>> START SOURCE RECORDS

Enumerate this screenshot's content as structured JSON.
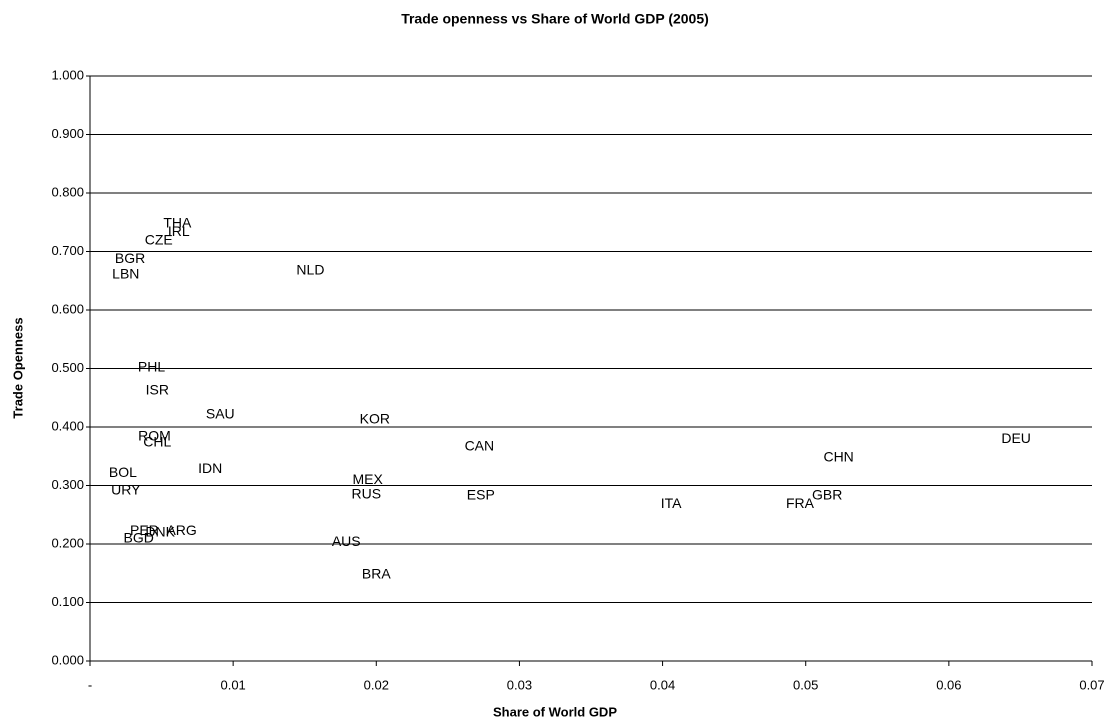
{
  "chart_data": {
    "type": "scatter",
    "title": "Trade openness vs Share of World GDP (2005)",
    "x_label": "Share of World GDP",
    "y_label": "Trade Openness",
    "labels": [
      "THA",
      "IRL",
      "CZE",
      "BGR",
      "LBN",
      "NLD",
      "PHL",
      "ISR",
      "SAU",
      "KOR",
      "ROM",
      "CHL",
      "CAN",
      "DEU",
      "CHN",
      "IDN",
      "BOL",
      "MEX",
      "URY",
      "RUS",
      "ESP",
      "GBR",
      "ITA",
      "FRA",
      "PER",
      "ARG",
      "DNK",
      "BGD",
      "AUS",
      "BRA"
    ],
    "x": [
      0.0061,
      0.0062,
      0.0048,
      0.0028,
      0.0025,
      0.0154,
      0.0043,
      0.0047,
      0.0091,
      0.0199,
      0.0045,
      0.0047,
      0.0272,
      0.0647,
      0.0523,
      0.0084,
      0.0023,
      0.0194,
      0.0025,
      0.0193,
      0.0273,
      0.0515,
      0.0406,
      0.0496,
      0.0038,
      0.0064,
      0.0049,
      0.0034,
      0.0179,
      0.02
    ],
    "y": [
      0.747,
      0.733,
      0.718,
      0.687,
      0.66,
      0.667,
      0.501,
      0.462,
      0.421,
      0.412,
      0.383,
      0.373,
      0.366,
      0.379,
      0.347,
      0.328,
      0.321,
      0.309,
      0.291,
      0.284,
      0.282,
      0.282,
      0.268,
      0.268,
      0.222,
      0.222,
      0.219,
      0.209,
      0.203,
      0.147
    ],
    "xlim": [
      0,
      0.07
    ],
    "ylim": [
      0,
      1
    ],
    "xticks": [
      {
        "value": 0,
        "label": "-"
      },
      0.01,
      0.02,
      0.03,
      0.04,
      0.05,
      0.06,
      0.07
    ],
    "yticks": [
      {
        "value": 0,
        "label": "0.000"
      },
      {
        "value": 0.1,
        "label": "0.100"
      },
      {
        "value": 0.2,
        "label": "0.200"
      },
      {
        "value": 0.3,
        "label": "0.300"
      },
      {
        "value": 0.4,
        "label": "0.400"
      },
      {
        "value": 0.5,
        "label": "0.500"
      },
      {
        "value": 0.6,
        "label": "0.600"
      },
      {
        "value": 0.7,
        "label": "0.700"
      },
      {
        "value": 0.8,
        "label": "0.800"
      },
      {
        "value": 0.9,
        "label": "0.900"
      },
      {
        "value": 1,
        "label": "1.000"
      }
    ],
    "grid": true
  }
}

>> END SOURCE RECORDS

Extract each line from the listing that holds the word "Share".

- [WRITTEN ANSWER]
    "title": "Trade openness vs Share of World GDP (2005)",
    "x_label": "Share of World GDP",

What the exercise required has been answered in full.